> [Stated task] Return the listing word for word, as given.

[Stored data]
┄┄┄┄┄┄
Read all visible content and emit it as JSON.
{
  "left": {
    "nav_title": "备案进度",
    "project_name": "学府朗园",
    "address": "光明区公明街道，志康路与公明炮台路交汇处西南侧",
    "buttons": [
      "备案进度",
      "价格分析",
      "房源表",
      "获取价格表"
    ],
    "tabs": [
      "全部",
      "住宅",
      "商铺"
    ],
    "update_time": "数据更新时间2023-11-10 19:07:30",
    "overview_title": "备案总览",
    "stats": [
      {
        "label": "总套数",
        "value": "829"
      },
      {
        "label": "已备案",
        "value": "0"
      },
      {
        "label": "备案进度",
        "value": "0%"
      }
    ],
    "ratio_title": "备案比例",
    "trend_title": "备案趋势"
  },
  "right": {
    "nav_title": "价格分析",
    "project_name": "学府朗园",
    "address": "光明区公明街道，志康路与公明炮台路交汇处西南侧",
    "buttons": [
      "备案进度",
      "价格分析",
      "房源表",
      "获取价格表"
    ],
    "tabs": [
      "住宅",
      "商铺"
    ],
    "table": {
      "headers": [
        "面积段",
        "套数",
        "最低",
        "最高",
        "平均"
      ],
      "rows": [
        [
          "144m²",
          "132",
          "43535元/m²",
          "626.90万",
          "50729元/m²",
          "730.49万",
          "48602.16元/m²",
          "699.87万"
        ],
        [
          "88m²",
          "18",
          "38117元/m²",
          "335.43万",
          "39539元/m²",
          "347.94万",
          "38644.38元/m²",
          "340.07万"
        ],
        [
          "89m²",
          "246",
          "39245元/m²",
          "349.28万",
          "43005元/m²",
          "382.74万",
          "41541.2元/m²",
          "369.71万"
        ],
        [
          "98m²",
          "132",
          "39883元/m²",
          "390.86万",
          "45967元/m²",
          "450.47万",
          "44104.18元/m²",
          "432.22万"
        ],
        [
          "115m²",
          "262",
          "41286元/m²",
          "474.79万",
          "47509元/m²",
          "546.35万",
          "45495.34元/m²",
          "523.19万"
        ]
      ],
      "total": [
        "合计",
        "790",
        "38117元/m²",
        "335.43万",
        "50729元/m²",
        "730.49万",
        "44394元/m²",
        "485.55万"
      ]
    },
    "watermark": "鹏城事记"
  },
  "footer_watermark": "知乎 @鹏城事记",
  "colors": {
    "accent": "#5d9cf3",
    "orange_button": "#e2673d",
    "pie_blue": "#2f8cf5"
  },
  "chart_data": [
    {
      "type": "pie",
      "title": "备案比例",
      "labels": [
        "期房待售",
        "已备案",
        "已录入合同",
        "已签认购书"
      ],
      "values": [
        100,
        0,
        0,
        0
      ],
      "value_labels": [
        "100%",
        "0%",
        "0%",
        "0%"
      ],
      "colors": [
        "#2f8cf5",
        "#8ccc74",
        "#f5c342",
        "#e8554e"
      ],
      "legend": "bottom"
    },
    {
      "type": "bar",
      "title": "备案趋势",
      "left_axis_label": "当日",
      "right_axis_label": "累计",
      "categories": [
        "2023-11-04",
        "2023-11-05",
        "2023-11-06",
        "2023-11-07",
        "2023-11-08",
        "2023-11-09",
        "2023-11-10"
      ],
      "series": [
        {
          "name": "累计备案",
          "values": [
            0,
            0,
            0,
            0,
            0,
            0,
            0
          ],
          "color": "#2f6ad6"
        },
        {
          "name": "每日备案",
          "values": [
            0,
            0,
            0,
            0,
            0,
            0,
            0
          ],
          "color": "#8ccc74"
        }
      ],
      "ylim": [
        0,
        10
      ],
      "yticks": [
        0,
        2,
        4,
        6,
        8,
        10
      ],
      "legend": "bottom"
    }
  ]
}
┄┄┄┄┄┄
> [Reply]
Read all visible content and emit it as JSON.
{
  "left": {
    "nav_title": "备案进度",
    "project_name": "学府朗园",
    "address": "光明区公明街道，志康路与公明炮台路交汇处西南侧",
    "buttons": [
      "备案进度",
      "价格分析",
      "房源表",
      "获取价格表"
    ],
    "tabs": [
      "全部",
      "住宅",
      "商铺"
    ],
    "update_time": "数据更新时间2023-11-10 19:07:30",
    "overview_title": "备案总览",
    "stats": [
      {
        "label": "总套数",
        "value": "829"
      },
      {
        "label": "已备案",
        "value": "0"
      },
      {
        "label": "备案进度",
        "value": "0%"
      }
    ],
    "ratio_title": "备案比例",
    "trend_title": "备案趋势"
  },
  "right": {
    "nav_title": "价格分析",
    "project_name": "学府朗园",
    "address": "光明区公明街道，志康路与公明炮台路交汇处西南侧",
    "buttons": [
      "备案进度",
      "价格分析",
      "房源表",
      "获取价格表"
    ],
    "tabs": [
      "住宅",
      "商铺"
    ],
    "table": {
      "headers": [
        "面积段",
        "套数",
        "最低",
        "最高",
        "平均"
      ],
      "rows": [
        [
          "144m²",
          "132",
          "43535元/m²",
          "626.90万",
          "50729元/m²",
          "730.49万",
          "48602.16元/m²",
          "699.87万"
        ],
        [
          "88m²",
          "18",
          "38117元/m²",
          "335.43万",
          "39539元/m²",
          "347.94万",
          "38644.38元/m²",
          "340.07万"
        ],
        [
          "89m²",
          "246",
          "39245元/m²",
          "349.28万",
          "43005元/m²",
          "382.74万",
          "41541.2元/m²",
          "369.71万"
        ],
        [
          "98m²",
          "132",
          "39883元/m²",
          "390.86万",
          "45967元/m²",
          "450.47万",
          "44104.18元/m²",
          "432.22万"
        ],
        [
          "115m²",
          "262",
          "41286元/m²",
          "474.79万",
          "47509元/m²",
          "546.35万",
          "45495.34元/m²",
          "523.19万"
        ]
      ],
      "total": [
        "合计",
        "790",
        "38117元/m²",
        "335.43万",
        "50729元/m²",
        "730.49万",
        "44394元/m²",
        "485.55万"
      ]
    },
    "watermark": "鹏城事记"
  },
  "footer_watermark": "知乎 @鹏城事记",
  "colors": {
    "accent": "#5d9cf3",
    "orange_button": "#e2673d",
    "pie_blue": "#2f8cf5"
  },
  "chart_data": [
    {
      "type": "pie",
      "title": "备案比例",
      "labels": [
        "期房待售",
        "已备案",
        "已录入合同",
        "已签认购书"
      ],
      "values": [
        100,
        0,
        0,
        0
      ],
      "value_labels": [
        "100%",
        "0%",
        "0%",
        "0%"
      ],
      "colors": [
        "#2f8cf5",
        "#8ccc74",
        "#f5c342",
        "#e8554e"
      ],
      "legend": "bottom"
    },
    {
      "type": "bar",
      "title": "备案趋势",
      "left_axis_label": "当日",
      "right_axis_label": "累计",
      "categories": [
        "2023-11-04",
        "2023-11-05",
        "2023-11-06",
        "2023-11-07",
        "2023-11-08",
        "2023-11-09",
        "2023-11-10"
      ],
      "series": [
        {
          "name": "累计备案",
          "values": [
            0,
            0,
            0,
            0,
            0,
            0,
            0
          ],
          "color": "#2f6ad6"
        },
        {
          "name": "每日备案",
          "values": [
            0,
            0,
            0,
            0,
            0,
            0,
            0
          ],
          "color": "#8ccc74"
        }
      ],
      "ylim": [
        0,
        10
      ],
      "yticks": [
        0,
        2,
        4,
        6,
        8,
        10
      ],
      "legend": "bottom"
    }
  ]
}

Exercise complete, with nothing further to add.